■ Your instructions ■
Reproduce the data below in full and exclude every picture.

■ Records ■
▼▼▼

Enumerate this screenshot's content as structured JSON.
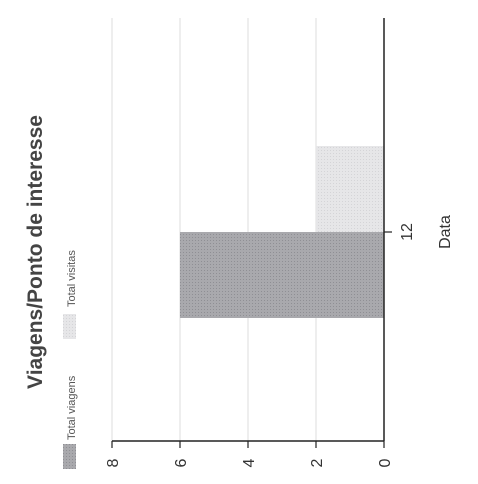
{
  "chart_data": {
    "type": "bar",
    "title": "Viagens/Ponto de interesse",
    "xlabel": "Data",
    "ylabel": "",
    "categories": [
      "12"
    ],
    "series": [
      {
        "name": "Total viagens",
        "values": [
          6
        ],
        "color": "#a9a9ad"
      },
      {
        "name": "Total visitas",
        "values": [
          2
        ],
        "color": "#e6e6e8"
      }
    ],
    "ylim": [
      0,
      8
    ],
    "yticks": [
      "0",
      "2",
      "4",
      "6",
      "8"
    ],
    "grid": true,
    "legend_position": "top",
    "orientation": "rotated-90-clockwise"
  }
}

▲▲▲

■ Response to the task ■
Enumerate this screenshot's content as structured JSON.
{
  "chart_data": {
    "type": "bar",
    "title": "Viagens/Ponto de interesse",
    "xlabel": "Data",
    "ylabel": "",
    "categories": [
      "12"
    ],
    "series": [
      {
        "name": "Total viagens",
        "values": [
          6
        ],
        "color": "#a9a9ad"
      },
      {
        "name": "Total visitas",
        "values": [
          2
        ],
        "color": "#e6e6e8"
      }
    ],
    "ylim": [
      0,
      8
    ],
    "yticks": [
      "0",
      "2",
      "4",
      "6",
      "8"
    ],
    "grid": true,
    "legend_position": "top",
    "orientation": "rotated-90-clockwise"
  }
}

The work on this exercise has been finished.